Saved entries:
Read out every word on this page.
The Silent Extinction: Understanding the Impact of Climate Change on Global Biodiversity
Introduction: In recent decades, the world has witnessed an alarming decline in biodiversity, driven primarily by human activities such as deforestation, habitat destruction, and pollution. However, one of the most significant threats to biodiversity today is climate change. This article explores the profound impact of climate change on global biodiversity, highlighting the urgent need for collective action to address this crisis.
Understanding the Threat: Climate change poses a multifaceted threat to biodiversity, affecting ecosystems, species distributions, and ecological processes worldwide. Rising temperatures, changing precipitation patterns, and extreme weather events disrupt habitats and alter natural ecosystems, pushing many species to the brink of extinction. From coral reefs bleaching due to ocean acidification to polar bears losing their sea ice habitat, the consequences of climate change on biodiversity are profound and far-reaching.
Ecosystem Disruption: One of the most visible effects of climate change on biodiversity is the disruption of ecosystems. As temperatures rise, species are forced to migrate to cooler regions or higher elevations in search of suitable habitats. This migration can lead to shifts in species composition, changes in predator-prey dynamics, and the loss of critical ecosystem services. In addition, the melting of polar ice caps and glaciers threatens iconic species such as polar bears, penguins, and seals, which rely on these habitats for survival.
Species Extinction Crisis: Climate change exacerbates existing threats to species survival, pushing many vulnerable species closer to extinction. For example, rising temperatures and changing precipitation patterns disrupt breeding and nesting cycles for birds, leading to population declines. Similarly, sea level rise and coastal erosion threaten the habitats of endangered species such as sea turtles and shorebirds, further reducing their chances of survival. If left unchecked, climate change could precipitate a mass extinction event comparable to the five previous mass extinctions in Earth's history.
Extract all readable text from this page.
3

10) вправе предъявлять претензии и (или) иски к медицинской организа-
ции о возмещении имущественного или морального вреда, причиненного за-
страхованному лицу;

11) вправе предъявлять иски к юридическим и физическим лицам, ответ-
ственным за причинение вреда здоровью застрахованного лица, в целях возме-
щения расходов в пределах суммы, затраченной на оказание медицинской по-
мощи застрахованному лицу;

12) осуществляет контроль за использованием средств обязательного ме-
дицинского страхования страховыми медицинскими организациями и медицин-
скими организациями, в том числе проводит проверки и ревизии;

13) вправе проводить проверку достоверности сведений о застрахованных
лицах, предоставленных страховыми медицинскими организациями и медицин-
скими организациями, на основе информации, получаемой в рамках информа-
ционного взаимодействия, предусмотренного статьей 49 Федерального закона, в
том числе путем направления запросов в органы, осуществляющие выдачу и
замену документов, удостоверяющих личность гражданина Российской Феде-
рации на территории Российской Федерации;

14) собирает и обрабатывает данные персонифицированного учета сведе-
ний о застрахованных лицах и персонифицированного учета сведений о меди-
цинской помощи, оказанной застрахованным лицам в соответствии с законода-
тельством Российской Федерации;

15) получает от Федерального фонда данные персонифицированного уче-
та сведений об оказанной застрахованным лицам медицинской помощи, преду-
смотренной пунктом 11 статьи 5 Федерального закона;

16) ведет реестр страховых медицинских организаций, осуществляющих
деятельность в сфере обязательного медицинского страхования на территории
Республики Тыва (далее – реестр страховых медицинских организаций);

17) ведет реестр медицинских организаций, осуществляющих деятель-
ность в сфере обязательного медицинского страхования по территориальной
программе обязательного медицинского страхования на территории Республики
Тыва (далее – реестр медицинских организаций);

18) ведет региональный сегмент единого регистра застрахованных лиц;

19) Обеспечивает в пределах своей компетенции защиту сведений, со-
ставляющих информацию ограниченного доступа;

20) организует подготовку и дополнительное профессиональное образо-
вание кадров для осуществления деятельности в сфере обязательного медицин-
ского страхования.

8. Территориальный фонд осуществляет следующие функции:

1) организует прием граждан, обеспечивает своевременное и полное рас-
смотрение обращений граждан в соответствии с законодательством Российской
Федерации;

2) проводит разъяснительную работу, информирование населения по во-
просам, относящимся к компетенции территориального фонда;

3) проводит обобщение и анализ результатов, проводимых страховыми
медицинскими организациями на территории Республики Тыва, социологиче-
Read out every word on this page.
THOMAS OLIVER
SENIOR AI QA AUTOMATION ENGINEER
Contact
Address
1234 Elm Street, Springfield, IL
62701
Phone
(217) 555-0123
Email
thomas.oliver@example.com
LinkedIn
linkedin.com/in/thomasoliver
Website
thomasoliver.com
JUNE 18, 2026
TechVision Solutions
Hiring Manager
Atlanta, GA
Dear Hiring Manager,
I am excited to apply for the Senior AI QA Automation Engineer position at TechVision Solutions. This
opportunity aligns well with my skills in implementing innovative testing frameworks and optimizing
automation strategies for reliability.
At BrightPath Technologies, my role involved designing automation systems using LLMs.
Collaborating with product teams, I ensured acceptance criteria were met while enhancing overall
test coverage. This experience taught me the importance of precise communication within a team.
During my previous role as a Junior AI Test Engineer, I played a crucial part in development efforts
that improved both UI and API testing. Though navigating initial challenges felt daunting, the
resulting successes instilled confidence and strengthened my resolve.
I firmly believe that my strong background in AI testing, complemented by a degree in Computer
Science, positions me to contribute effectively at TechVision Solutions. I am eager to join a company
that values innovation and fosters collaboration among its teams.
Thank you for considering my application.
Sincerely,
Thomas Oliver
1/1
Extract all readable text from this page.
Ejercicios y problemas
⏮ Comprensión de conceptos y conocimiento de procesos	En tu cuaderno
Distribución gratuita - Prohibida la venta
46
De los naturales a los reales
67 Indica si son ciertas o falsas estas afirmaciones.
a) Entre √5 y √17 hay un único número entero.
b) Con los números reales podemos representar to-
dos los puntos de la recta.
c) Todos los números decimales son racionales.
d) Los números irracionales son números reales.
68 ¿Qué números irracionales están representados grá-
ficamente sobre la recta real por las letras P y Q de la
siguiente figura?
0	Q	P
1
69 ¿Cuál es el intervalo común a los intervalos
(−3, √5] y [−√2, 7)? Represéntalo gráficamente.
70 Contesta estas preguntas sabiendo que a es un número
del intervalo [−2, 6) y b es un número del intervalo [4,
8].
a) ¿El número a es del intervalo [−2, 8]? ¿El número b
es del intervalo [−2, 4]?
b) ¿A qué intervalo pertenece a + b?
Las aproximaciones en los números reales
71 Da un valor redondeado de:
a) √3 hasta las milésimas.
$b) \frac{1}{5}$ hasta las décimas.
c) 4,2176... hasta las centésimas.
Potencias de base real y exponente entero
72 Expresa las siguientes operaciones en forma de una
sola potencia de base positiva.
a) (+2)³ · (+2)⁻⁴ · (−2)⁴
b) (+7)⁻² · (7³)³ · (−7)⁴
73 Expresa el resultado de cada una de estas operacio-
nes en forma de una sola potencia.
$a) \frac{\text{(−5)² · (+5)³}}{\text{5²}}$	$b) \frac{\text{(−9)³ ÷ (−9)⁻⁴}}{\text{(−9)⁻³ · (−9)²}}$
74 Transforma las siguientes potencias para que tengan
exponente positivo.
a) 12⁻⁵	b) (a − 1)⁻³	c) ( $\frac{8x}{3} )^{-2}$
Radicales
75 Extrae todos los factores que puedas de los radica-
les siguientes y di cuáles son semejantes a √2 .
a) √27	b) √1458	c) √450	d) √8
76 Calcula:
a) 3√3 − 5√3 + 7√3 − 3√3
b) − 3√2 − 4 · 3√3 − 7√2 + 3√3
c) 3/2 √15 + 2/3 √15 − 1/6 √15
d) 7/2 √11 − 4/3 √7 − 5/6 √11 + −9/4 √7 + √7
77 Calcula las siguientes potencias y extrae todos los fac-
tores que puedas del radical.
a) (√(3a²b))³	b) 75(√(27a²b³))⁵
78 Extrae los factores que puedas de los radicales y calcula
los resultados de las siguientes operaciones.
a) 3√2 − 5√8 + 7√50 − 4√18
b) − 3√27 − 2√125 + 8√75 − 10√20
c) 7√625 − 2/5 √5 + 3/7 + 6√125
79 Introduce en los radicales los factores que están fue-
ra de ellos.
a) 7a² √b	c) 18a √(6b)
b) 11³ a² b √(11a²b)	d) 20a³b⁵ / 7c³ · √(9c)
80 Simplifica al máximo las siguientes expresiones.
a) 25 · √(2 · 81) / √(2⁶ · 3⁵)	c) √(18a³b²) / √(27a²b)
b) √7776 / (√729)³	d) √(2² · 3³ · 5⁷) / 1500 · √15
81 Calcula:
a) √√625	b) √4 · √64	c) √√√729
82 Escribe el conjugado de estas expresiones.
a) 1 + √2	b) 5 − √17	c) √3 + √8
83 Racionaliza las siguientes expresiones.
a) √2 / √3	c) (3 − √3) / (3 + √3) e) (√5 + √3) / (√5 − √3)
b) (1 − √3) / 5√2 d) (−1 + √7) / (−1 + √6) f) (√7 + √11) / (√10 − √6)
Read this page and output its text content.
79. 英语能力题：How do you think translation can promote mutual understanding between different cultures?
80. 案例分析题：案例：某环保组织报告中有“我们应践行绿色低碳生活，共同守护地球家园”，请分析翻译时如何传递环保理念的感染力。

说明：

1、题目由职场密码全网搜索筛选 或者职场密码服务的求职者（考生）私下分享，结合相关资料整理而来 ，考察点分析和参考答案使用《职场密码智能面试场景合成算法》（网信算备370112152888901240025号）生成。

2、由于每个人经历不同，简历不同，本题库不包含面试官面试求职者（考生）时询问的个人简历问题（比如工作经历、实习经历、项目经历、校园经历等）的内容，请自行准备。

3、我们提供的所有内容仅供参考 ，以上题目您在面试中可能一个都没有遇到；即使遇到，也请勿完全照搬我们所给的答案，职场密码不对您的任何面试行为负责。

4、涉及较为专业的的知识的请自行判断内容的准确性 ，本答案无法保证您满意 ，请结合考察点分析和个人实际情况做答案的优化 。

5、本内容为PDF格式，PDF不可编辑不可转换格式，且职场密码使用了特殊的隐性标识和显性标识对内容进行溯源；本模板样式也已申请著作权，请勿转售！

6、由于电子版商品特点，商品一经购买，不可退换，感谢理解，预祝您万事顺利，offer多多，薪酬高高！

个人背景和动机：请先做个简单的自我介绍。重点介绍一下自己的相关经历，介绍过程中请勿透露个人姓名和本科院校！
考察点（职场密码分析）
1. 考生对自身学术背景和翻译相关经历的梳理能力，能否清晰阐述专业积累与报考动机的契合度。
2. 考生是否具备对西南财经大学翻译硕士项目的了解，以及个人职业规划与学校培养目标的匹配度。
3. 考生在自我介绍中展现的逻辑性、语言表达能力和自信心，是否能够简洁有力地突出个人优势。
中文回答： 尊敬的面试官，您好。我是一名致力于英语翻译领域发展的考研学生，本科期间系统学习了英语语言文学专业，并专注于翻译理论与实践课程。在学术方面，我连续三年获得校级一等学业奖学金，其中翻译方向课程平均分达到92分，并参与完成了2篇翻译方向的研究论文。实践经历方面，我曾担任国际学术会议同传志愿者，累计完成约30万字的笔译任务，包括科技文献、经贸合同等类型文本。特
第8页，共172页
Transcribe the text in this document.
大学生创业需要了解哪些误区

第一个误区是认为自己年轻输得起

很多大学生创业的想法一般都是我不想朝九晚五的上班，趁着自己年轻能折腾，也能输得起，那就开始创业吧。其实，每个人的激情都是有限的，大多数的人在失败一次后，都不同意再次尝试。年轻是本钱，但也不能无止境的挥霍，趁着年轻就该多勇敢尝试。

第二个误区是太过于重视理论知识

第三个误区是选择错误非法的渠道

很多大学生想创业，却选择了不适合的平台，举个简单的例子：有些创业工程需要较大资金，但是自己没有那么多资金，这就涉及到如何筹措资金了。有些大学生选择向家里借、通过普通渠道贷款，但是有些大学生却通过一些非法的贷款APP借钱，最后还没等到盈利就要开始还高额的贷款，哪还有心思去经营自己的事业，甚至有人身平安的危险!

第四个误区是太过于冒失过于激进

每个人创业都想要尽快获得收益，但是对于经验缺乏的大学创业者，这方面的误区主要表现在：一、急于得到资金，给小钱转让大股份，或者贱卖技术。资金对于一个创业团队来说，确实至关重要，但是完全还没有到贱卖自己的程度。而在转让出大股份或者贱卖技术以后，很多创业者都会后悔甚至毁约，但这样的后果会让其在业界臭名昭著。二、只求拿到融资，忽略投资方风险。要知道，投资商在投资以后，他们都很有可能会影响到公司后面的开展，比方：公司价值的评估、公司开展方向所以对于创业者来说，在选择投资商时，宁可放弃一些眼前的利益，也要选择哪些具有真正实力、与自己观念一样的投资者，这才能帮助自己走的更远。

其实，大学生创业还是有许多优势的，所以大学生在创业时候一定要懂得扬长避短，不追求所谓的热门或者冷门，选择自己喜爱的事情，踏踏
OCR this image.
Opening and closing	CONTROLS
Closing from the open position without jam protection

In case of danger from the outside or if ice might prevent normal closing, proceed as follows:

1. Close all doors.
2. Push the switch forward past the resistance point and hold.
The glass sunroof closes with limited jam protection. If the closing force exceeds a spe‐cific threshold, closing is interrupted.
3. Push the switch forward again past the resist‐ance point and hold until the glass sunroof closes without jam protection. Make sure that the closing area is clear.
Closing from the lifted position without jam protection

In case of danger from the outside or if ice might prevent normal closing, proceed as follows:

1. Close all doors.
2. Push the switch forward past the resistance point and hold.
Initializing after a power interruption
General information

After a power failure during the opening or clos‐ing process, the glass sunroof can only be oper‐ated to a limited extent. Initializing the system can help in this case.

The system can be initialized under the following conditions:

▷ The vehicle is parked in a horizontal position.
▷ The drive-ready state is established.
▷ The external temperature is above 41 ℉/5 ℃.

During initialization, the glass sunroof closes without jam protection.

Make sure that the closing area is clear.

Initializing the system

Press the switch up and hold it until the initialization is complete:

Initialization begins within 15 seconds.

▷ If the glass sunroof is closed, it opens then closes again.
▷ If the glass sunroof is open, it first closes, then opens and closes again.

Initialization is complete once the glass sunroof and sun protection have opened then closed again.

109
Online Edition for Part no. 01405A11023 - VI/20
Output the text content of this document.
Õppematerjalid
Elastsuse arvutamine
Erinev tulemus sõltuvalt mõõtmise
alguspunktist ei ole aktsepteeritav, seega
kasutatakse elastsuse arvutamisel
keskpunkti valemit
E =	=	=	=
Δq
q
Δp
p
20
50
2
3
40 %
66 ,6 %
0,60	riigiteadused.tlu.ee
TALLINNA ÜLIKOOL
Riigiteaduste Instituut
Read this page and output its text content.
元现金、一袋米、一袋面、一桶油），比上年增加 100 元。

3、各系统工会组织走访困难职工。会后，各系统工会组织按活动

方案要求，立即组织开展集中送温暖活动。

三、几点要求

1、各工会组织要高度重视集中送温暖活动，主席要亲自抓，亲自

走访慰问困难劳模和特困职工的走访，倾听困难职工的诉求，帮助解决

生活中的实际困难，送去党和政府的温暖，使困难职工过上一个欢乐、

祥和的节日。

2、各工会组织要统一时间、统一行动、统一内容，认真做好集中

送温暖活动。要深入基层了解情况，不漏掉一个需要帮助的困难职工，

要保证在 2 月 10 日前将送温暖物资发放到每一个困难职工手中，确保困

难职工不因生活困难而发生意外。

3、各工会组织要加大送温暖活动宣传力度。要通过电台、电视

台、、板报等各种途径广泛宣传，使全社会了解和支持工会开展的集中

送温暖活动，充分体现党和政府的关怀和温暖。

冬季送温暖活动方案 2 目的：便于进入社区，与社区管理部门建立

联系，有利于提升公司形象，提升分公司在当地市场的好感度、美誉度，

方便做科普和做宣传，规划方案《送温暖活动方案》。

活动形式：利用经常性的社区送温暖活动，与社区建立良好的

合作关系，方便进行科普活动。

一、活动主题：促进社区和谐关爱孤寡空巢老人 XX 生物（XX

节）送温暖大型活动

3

■ AIM OF THE TASK:
Search the records for the word "switch". Copy every line that has it.

■ TASK OUTPUT:
2. Push the switch forward past the resistance point and hold.
3. Push the switch forward again past the resist‐ance point and hold until the glass sunroof closes without jam protection. Make sure that the closing area is clear.
2. Push the switch forward past the resistance point and hold.
Press the switch up and hold it until the initialization is complete:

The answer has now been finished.